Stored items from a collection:
'''

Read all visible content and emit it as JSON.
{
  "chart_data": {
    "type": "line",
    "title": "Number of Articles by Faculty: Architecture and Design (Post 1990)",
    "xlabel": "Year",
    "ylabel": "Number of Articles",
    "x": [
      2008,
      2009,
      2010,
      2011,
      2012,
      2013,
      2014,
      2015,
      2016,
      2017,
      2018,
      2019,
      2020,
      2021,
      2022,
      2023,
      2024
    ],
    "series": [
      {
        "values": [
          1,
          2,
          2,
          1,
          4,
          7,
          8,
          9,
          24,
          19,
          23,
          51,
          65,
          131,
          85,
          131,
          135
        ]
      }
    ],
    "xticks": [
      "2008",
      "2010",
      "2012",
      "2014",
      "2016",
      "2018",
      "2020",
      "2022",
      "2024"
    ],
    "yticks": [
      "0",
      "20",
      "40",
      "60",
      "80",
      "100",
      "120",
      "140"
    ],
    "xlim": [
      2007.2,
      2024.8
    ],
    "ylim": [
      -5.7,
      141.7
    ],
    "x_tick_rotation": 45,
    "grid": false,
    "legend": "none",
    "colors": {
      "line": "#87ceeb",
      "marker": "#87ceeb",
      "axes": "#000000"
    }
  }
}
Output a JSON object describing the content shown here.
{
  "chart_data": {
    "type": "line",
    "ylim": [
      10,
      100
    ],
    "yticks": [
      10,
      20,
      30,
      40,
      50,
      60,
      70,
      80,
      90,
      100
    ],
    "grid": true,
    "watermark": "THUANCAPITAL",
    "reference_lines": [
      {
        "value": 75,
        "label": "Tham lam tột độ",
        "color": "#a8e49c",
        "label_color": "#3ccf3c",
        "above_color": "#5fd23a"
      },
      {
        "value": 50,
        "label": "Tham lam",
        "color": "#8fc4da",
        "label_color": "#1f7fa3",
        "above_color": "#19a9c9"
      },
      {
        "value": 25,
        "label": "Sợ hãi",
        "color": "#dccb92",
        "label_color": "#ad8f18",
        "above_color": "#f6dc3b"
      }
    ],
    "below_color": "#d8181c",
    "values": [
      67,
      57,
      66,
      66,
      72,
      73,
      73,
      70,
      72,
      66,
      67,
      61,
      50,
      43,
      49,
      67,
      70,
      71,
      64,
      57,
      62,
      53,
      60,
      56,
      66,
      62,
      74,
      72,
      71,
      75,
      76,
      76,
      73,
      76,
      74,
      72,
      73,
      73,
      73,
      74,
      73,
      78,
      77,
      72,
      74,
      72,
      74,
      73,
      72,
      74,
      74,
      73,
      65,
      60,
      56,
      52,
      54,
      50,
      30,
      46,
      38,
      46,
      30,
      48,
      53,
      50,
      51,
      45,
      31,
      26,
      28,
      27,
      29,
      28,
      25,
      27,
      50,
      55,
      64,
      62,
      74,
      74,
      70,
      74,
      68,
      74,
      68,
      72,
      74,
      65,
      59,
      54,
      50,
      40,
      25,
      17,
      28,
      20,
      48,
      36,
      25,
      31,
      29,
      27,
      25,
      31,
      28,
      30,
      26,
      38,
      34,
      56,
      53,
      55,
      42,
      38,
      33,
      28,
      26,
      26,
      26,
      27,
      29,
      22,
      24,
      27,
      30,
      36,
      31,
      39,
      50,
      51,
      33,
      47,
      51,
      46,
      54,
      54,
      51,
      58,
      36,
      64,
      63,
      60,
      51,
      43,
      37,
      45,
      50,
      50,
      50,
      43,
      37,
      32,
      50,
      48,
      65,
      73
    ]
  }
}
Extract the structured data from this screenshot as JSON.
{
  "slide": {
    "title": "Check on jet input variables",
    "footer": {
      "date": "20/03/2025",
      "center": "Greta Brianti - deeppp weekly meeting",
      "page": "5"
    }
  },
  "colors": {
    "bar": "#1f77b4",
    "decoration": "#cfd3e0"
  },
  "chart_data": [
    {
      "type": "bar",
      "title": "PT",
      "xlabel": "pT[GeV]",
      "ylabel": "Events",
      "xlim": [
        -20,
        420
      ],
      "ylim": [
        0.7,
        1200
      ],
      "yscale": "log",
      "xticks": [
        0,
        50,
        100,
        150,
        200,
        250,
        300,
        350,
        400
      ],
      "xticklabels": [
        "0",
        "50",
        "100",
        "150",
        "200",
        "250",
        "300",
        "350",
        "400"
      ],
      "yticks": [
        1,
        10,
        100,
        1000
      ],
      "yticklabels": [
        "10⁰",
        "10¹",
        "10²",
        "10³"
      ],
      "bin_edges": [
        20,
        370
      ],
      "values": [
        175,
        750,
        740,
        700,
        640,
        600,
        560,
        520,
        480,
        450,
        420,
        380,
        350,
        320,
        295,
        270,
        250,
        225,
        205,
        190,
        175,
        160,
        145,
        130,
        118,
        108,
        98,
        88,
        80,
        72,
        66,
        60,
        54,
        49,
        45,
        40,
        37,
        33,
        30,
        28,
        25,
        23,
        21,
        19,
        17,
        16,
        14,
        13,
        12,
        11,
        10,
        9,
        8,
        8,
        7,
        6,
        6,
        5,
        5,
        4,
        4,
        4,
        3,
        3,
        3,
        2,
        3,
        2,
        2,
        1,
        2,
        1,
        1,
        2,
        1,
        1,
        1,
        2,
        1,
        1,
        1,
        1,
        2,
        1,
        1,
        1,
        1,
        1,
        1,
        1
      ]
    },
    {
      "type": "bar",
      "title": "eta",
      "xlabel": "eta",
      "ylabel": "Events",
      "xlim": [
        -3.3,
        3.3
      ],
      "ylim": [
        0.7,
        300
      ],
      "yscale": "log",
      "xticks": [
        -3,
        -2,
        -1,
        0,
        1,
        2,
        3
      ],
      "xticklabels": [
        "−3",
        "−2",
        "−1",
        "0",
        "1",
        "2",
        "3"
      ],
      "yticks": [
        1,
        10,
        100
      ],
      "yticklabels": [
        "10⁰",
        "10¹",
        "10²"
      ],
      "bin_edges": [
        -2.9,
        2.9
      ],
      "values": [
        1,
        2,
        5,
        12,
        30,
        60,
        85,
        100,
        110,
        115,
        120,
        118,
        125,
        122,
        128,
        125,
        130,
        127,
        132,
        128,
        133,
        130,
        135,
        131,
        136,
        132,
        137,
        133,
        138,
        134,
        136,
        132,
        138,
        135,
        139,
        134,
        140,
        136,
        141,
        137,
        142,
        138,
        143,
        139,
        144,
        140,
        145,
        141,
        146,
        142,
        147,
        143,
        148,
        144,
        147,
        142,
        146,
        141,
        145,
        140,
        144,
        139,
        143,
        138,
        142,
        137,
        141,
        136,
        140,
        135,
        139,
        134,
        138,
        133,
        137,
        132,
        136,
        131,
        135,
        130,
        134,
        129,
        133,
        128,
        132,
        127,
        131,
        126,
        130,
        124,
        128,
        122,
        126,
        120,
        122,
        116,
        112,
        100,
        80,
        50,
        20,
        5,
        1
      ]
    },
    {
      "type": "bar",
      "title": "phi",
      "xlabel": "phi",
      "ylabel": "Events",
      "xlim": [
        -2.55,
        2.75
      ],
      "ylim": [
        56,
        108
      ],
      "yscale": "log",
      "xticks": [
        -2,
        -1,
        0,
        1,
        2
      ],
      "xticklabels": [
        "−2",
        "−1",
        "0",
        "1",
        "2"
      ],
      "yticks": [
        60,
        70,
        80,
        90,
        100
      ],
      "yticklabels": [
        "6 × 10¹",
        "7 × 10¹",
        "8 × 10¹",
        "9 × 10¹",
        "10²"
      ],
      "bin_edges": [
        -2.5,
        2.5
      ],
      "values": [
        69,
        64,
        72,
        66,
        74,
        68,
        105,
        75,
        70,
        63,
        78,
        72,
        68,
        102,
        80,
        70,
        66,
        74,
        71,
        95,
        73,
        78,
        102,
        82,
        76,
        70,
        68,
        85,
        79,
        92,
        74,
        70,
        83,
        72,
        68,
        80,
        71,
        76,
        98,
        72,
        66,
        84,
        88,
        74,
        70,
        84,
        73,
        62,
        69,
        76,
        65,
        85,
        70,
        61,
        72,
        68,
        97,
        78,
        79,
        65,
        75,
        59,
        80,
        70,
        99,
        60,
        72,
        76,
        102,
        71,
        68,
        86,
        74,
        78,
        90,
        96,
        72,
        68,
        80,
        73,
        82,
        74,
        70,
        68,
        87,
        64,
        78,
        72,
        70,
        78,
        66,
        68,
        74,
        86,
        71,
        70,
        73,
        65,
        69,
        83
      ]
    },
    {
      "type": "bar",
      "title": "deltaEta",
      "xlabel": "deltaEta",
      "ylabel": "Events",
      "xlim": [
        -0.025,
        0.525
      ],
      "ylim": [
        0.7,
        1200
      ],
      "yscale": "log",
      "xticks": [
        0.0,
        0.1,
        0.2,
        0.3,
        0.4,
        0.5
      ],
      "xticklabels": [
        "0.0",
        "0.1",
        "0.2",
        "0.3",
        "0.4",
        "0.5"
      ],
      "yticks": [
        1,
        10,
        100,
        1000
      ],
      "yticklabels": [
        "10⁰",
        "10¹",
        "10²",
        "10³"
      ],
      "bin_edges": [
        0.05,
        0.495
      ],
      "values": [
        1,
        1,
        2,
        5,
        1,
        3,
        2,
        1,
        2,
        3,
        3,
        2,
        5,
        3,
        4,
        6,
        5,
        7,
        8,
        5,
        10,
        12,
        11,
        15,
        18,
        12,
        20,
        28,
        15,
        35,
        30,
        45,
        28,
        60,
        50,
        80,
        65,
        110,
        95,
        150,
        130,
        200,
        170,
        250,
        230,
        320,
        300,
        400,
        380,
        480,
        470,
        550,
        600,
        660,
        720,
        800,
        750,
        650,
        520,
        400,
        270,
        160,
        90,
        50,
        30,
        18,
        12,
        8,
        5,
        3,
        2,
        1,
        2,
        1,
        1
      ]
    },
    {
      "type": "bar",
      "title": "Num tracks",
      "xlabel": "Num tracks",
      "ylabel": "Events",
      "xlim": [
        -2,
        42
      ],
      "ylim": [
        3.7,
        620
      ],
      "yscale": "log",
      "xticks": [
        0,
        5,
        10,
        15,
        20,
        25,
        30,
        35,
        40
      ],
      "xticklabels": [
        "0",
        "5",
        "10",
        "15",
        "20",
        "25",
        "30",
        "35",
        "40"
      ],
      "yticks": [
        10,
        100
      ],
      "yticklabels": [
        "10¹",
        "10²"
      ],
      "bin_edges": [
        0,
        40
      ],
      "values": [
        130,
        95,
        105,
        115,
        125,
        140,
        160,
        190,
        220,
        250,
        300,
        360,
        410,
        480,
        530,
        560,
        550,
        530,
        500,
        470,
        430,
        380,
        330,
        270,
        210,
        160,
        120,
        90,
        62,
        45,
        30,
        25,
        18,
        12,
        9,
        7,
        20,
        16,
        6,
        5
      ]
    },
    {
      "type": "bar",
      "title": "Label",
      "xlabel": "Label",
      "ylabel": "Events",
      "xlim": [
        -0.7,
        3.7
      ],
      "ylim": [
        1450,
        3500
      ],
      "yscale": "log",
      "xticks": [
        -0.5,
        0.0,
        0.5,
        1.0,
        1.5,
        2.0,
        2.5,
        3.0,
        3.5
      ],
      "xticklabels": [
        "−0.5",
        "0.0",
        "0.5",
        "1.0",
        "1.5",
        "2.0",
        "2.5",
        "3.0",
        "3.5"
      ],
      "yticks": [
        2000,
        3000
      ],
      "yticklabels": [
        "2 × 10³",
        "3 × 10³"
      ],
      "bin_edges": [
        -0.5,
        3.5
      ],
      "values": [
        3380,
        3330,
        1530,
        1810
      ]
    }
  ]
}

'''

Every line that holds the string "content" should be returned.

Read all visible content and emit it as JSON.
Output a JSON object describing the content shown here.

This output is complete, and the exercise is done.